STORED DATA →
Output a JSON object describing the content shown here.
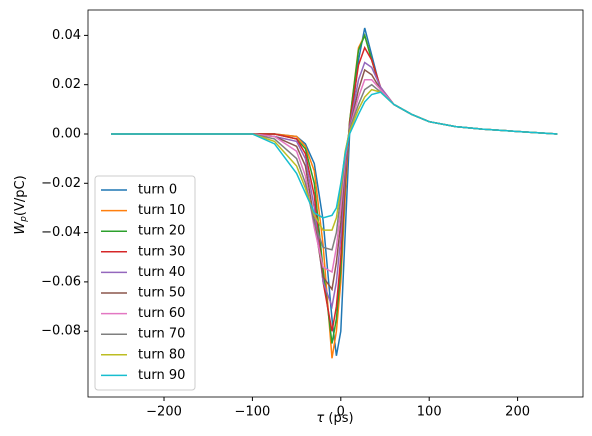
{
  "chart_data": {
    "type": "line",
    "xlabel": {
      "main": "τ",
      "unit": "(ps)"
    },
    "ylabel": {
      "main": "W",
      "sub": "p",
      "unit": "(V/pC)"
    },
    "x": [
      -260,
      -150,
      -100,
      -75,
      -50,
      -40,
      -30,
      -20,
      -10,
      -5,
      0,
      5,
      10,
      20,
      27,
      35,
      45,
      60,
      80,
      100,
      130,
      160,
      200,
      245
    ],
    "series": [
      {
        "name": "turn 0",
        "color": "#1f77b4",
        "values": [
          0,
          0,
          0,
          0,
          -0.001,
          -0.004,
          -0.012,
          -0.035,
          -0.075,
          -0.09,
          -0.08,
          -0.04,
          0.0,
          0.03,
          0.043,
          0.032,
          0.018,
          0.012,
          0.008,
          0.005,
          0.003,
          0.002,
          0.001,
          0.0
        ]
      },
      {
        "name": "turn 10",
        "color": "#ff7f0e",
        "values": [
          0,
          0,
          0,
          0,
          -0.001,
          -0.005,
          -0.015,
          -0.045,
          -0.091,
          -0.08,
          -0.06,
          -0.025,
          0.005,
          0.035,
          0.04,
          0.03,
          0.018,
          0.012,
          0.008,
          0.005,
          0.003,
          null,
          null,
          null
        ]
      },
      {
        "name": "turn 20",
        "color": "#2ca02c",
        "values": [
          0,
          0,
          0,
          0,
          -0.002,
          -0.006,
          -0.02,
          -0.055,
          -0.085,
          -0.075,
          -0.055,
          -0.02,
          0.005,
          0.034,
          0.04,
          0.03,
          0.018,
          0.012,
          0.008,
          0.005,
          0.003,
          0.002,
          0.001,
          0.0
        ]
      },
      {
        "name": "turn 30",
        "color": "#d62728",
        "values": [
          0,
          0,
          0,
          0,
          -0.002,
          -0.008,
          -0.025,
          -0.06,
          -0.08,
          -0.07,
          -0.05,
          -0.018,
          0.004,
          0.028,
          0.035,
          0.03,
          0.019,
          0.012,
          0.008,
          0.005,
          0.003,
          0.002,
          null,
          null
        ]
      },
      {
        "name": "turn 40",
        "color": "#9467bd",
        "values": [
          0,
          0,
          0,
          -0.001,
          -0.003,
          -0.01,
          -0.03,
          -0.06,
          -0.07,
          -0.06,
          -0.042,
          -0.015,
          0.003,
          0.022,
          0.029,
          0.027,
          0.019,
          0.012,
          0.008,
          0.005,
          0.003,
          0.002,
          0.001,
          0.0
        ]
      },
      {
        "name": "turn 50",
        "color": "#8c564b",
        "values": [
          0,
          0,
          0,
          -0.001,
          -0.005,
          -0.013,
          -0.035,
          -0.058,
          -0.063,
          -0.052,
          -0.036,
          -0.012,
          0.002,
          0.018,
          0.026,
          0.024,
          0.018,
          0.012,
          0.008,
          0.005,
          0.003,
          0.002,
          0.001,
          0.0
        ]
      },
      {
        "name": "turn 60",
        "color": "#e377c2",
        "values": [
          0,
          0,
          0,
          -0.001,
          -0.007,
          -0.017,
          -0.038,
          -0.054,
          -0.056,
          -0.046,
          -0.03,
          -0.01,
          0.002,
          0.015,
          0.022,
          0.022,
          0.018,
          0.012,
          0.008,
          0.005,
          0.003,
          0.002,
          0.001,
          0.0
        ]
      },
      {
        "name": "turn 70",
        "color": "#7f7f7f",
        "values": [
          0,
          0,
          0,
          -0.002,
          -0.01,
          -0.02,
          -0.036,
          -0.046,
          -0.047,
          -0.04,
          -0.025,
          -0.008,
          0.002,
          0.012,
          0.018,
          0.02,
          0.017,
          0.012,
          0.008,
          0.005,
          0.003,
          0.002,
          0.001,
          0.0
        ]
      },
      {
        "name": "turn 80",
        "color": "#bcbd22",
        "values": [
          0,
          0,
          0,
          -0.003,
          -0.013,
          -0.022,
          -0.033,
          -0.039,
          -0.039,
          -0.034,
          -0.022,
          -0.007,
          0.001,
          0.01,
          0.015,
          0.018,
          0.017,
          0.012,
          0.008,
          0.005,
          0.003,
          0.002,
          0.001,
          0.0
        ]
      },
      {
        "name": "turn 90",
        "color": "#17becf",
        "values": [
          0,
          0,
          0,
          -0.004,
          -0.016,
          -0.024,
          -0.032,
          -0.034,
          -0.033,
          -0.03,
          -0.02,
          -0.008,
          0.0,
          0.008,
          0.013,
          0.016,
          0.017,
          0.012,
          0.008,
          0.005,
          0.003,
          0.002,
          0.001,
          0.0
        ]
      }
    ],
    "xlim": [
      -286,
      274
    ],
    "ylim": [
      -0.1067,
      0.0503
    ],
    "xticks": [
      {
        "value": -200,
        "label": "−200"
      },
      {
        "value": -100,
        "label": "−100"
      },
      0,
      100,
      200
    ],
    "yticks": [
      {
        "value": -0.08,
        "label": "−0.08"
      },
      {
        "value": -0.06,
        "label": "−0.06"
      },
      {
        "value": -0.04,
        "label": "−0.04"
      },
      {
        "value": -0.02,
        "label": "−0.02"
      },
      {
        "value": 0,
        "label": "0.00"
      },
      0.02,
      0.04
    ],
    "legend": "lower left",
    "grid": false
  }
}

YOUR OBJECTIVE →
Set down the material exactly, every line of it, except for the pictures.

EXERCISE ANSWER →
Output a JSON object describing the content shown here.
{
  "chart_data": {
    "type": "line",
    "xlabel": {
      "main": "τ",
      "unit": "(ps)"
    },
    "ylabel": {
      "main": "W",
      "sub": "p",
      "unit": "(V/pC)"
    },
    "x": [
      -260,
      -150,
      -100,
      -75,
      -50,
      -40,
      -30,
      -20,
      -10,
      -5,
      0,
      5,
      10,
      20,
      27,
      35,
      45,
      60,
      80,
      100,
      130,
      160,
      200,
      245
    ],
    "series": [
      {
        "name": "turn 0",
        "color": "#1f77b4",
        "values": [
          0,
          0,
          0,
          0,
          -0.001,
          -0.004,
          -0.012,
          -0.035,
          -0.075,
          -0.09,
          -0.08,
          -0.04,
          0.0,
          0.03,
          0.043,
          0.032,
          0.018,
          0.012,
          0.008,
          0.005,
          0.003,
          0.002,
          0.001,
          0.0
        ]
      },
      {
        "name": "turn 10",
        "color": "#ff7f0e",
        "values": [
          0,
          0,
          0,
          0,
          -0.001,
          -0.005,
          -0.015,
          -0.045,
          -0.091,
          -0.08,
          -0.06,
          -0.025,
          0.005,
          0.035,
          0.04,
          0.03,
          0.018,
          0.012,
          0.008,
          0.005,
          0.003,
          null,
          null,
          null
        ]
      },
      {
        "name": "turn 20",
        "color": "#2ca02c",
        "values": [
          0,
          0,
          0,
          0,
          -0.002,
          -0.006,
          -0.02,
          -0.055,
          -0.085,
          -0.075,
          -0.055,
          -0.02,
          0.005,
          0.034,
          0.04,
          0.03,
          0.018,
          0.012,
          0.008,
          0.005,
          0.003,
          0.002,
          0.001,
          0.0
        ]
      },
      {
        "name": "turn 30",
        "color": "#d62728",
        "values": [
          0,
          0,
          0,
          0,
          -0.002,
          -0.008,
          -0.025,
          -0.06,
          -0.08,
          -0.07,
          -0.05,
          -0.018,
          0.004,
          0.028,
          0.035,
          0.03,
          0.019,
          0.012,
          0.008,
          0.005,
          0.003,
          0.002,
          null,
          null
        ]
      },
      {
        "name": "turn 40",
        "color": "#9467bd",
        "values": [
          0,
          0,
          0,
          -0.001,
          -0.003,
          -0.01,
          -0.03,
          -0.06,
          -0.07,
          -0.06,
          -0.042,
          -0.015,
          0.003,
          0.022,
          0.029,
          0.027,
          0.019,
          0.012,
          0.008,
          0.005,
          0.003,
          0.002,
          0.001,
          0.0
        ]
      },
      {
        "name": "turn 50",
        "color": "#8c564b",
        "values": [
          0,
          0,
          0,
          -0.001,
          -0.005,
          -0.013,
          -0.035,
          -0.058,
          -0.063,
          -0.052,
          -0.036,
          -0.012,
          0.002,
          0.018,
          0.026,
          0.024,
          0.018,
          0.012,
          0.008,
          0.005,
          0.003,
          0.002,
          0.001,
          0.0
        ]
      },
      {
        "name": "turn 60",
        "color": "#e377c2",
        "values": [
          0,
          0,
          0,
          -0.001,
          -0.007,
          -0.017,
          -0.038,
          -0.054,
          -0.056,
          -0.046,
          -0.03,
          -0.01,
          0.002,
          0.015,
          0.022,
          0.022,
          0.018,
          0.012,
          0.008,
          0.005,
          0.003,
          0.002,
          0.001,
          0.0
        ]
      },
      {
        "name": "turn 70",
        "color": "#7f7f7f",
        "values": [
          0,
          0,
          0,
          -0.002,
          -0.01,
          -0.02,
          -0.036,
          -0.046,
          -0.047,
          -0.04,
          -0.025,
          -0.008,
          0.002,
          0.012,
          0.018,
          0.02,
          0.017,
          0.012,
          0.008,
          0.005,
          0.003,
          0.002,
          0.001,
          0.0
        ]
      },
      {
        "name": "turn 80",
        "color": "#bcbd22",
        "values": [
          0,
          0,
          0,
          -0.003,
          -0.013,
          -0.022,
          -0.033,
          -0.039,
          -0.039,
          -0.034,
          -0.022,
          -0.007,
          0.001,
          0.01,
          0.015,
          0.018,
          0.017,
          0.012,
          0.008,
          0.005,
          0.003,
          0.002,
          0.001,
          0.0
        ]
      },
      {
        "name": "turn 90",
        "color": "#17becf",
        "values": [
          0,
          0,
          0,
          -0.004,
          -0.016,
          -0.024,
          -0.032,
          -0.034,
          -0.033,
          -0.03,
          -0.02,
          -0.008,
          0.0,
          0.008,
          0.013,
          0.016,
          0.017,
          0.012,
          0.008,
          0.005,
          0.003,
          0.002,
          0.001,
          0.0
        ]
      }
    ],
    "xlim": [
      -286,
      274
    ],
    "ylim": [
      -0.1067,
      0.0503
    ],
    "xticks": [
      {
        "value": -200,
        "label": "−200"
      },
      {
        "value": -100,
        "label": "−100"
      },
      0,
      100,
      200
    ],
    "yticks": [
      {
        "value": -0.08,
        "label": "−0.08"
      },
      {
        "value": -0.06,
        "label": "−0.06"
      },
      {
        "value": -0.04,
        "label": "−0.04"
      },
      {
        "value": -0.02,
        "label": "−0.02"
      },
      {
        "value": 0,
        "label": "0.00"
      },
      0.02,
      0.04
    ],
    "legend": "lower left",
    "grid": false
  }
}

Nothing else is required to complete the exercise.